Exercise brief:
Every line holding the string "Company" should be gathered.

Records to use:
..........
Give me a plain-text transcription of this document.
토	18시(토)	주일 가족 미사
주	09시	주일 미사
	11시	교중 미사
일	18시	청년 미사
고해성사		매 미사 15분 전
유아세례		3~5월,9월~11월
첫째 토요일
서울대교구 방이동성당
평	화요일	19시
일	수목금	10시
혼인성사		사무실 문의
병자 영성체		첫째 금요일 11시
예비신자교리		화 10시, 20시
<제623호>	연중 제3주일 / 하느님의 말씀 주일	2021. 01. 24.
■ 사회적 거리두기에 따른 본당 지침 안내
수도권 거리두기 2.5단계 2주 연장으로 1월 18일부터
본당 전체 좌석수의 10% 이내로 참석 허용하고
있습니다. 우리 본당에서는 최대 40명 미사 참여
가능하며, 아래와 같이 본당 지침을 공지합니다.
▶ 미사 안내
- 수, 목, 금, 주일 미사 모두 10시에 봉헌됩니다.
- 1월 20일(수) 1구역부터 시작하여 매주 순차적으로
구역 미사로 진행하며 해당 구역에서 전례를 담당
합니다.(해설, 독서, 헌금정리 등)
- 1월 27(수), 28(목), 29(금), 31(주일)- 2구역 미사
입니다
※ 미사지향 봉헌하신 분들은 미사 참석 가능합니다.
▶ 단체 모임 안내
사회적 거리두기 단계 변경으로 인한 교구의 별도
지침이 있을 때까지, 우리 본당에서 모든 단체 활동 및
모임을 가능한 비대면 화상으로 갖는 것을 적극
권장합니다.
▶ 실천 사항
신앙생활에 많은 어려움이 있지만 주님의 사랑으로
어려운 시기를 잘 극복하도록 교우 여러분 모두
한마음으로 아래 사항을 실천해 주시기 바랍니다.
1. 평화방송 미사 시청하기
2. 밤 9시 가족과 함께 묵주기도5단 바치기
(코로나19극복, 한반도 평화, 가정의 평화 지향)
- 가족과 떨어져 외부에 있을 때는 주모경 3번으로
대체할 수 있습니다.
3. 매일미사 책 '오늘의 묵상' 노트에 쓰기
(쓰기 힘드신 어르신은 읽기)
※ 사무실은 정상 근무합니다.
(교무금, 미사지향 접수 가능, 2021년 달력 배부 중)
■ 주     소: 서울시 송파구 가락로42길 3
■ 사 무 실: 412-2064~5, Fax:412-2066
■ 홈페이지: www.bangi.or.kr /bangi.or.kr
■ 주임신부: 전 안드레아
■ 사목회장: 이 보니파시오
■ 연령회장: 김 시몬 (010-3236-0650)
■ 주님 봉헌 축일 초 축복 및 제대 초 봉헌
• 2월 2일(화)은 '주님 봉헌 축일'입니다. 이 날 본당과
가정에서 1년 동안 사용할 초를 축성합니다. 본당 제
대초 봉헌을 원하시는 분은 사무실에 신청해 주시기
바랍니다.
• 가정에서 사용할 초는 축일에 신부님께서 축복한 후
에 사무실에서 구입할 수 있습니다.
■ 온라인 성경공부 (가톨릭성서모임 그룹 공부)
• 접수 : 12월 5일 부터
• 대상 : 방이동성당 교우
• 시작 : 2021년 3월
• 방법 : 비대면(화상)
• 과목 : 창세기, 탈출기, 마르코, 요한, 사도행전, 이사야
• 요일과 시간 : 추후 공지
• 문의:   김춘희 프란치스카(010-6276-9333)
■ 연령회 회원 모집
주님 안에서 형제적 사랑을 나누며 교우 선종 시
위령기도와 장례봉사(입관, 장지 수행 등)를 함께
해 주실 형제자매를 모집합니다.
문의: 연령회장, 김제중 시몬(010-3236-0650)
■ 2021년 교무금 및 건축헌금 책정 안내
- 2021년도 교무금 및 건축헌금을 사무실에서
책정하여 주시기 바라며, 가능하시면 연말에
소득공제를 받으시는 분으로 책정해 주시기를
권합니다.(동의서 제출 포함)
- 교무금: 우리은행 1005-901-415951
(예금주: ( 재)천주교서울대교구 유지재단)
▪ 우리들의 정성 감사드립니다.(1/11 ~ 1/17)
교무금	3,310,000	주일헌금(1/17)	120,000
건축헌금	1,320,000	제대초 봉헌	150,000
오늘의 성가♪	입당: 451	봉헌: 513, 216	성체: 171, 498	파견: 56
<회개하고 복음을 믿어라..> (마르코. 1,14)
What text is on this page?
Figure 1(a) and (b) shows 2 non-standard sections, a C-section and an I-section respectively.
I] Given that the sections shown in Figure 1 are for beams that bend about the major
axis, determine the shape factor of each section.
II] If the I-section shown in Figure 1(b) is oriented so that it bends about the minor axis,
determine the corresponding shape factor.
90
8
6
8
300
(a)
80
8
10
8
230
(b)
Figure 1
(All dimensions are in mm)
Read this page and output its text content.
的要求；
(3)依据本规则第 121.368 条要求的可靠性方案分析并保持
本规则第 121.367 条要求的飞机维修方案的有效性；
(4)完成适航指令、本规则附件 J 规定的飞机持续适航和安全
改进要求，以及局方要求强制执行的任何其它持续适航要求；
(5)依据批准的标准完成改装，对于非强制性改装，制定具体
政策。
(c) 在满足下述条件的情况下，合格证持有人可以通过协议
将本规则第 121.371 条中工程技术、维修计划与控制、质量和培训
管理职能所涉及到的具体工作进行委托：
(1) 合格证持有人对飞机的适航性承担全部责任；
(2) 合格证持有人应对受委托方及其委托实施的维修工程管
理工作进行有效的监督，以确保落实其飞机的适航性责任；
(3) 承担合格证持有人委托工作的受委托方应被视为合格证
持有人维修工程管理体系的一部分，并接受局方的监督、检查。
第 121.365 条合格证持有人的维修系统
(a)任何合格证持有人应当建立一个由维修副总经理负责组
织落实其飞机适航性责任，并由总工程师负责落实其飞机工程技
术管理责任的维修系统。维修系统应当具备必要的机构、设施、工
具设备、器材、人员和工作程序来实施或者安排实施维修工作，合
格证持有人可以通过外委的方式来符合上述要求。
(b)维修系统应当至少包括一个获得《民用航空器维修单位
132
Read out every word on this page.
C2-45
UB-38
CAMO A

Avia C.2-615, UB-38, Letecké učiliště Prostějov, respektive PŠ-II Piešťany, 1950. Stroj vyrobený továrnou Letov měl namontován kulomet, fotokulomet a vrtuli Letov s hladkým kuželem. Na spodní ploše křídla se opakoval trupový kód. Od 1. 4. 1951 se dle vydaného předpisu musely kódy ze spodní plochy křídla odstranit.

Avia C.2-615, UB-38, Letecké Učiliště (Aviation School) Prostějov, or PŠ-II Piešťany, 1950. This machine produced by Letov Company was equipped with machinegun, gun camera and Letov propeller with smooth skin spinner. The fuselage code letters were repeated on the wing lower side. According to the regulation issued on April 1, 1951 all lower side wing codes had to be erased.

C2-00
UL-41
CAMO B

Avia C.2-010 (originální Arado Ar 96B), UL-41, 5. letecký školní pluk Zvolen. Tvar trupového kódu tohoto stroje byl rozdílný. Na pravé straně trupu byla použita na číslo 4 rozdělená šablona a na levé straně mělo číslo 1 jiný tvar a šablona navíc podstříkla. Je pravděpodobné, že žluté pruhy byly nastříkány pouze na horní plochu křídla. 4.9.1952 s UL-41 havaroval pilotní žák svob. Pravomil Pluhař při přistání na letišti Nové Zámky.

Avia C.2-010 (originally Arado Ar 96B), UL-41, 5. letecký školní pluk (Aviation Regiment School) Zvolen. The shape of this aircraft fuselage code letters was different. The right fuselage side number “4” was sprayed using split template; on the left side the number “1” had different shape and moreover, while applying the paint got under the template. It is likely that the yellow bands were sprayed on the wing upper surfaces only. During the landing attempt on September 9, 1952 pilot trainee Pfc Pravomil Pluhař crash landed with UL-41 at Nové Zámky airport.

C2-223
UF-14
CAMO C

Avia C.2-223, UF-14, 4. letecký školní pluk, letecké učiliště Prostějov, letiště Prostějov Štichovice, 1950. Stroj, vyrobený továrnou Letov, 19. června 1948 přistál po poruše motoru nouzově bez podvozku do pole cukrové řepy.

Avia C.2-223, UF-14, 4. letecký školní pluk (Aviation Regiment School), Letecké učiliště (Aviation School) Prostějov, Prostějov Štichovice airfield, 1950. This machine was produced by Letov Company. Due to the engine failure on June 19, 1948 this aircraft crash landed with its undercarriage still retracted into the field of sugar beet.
..........
Response to the task:
Avia C.2-615, UB-38, Letecké Učiliště (Aviation School) Prostějov, or PŠ-II Piešťany, 1950. This machine produced by Letov Company was equipped with machinegun, gun camera and Letov propeller with smooth skin spinner. The fuselage code letters were repeated on the wing lower side. According to the regulation issued on April 1, 1951 all lower side wing codes had to be erased.
Avia C.2-223, UF-14, 4. letecký školní pluk (Aviation Regiment School), Letecké učiliště (Aviation School) Prostějov, Prostějov Štichovice airfield, 1950. This machine was produced by Letov Company. Due to the engine failure on June 19, 1948 this aircraft crash landed with its undercarriage still retracted into the field of sugar beet.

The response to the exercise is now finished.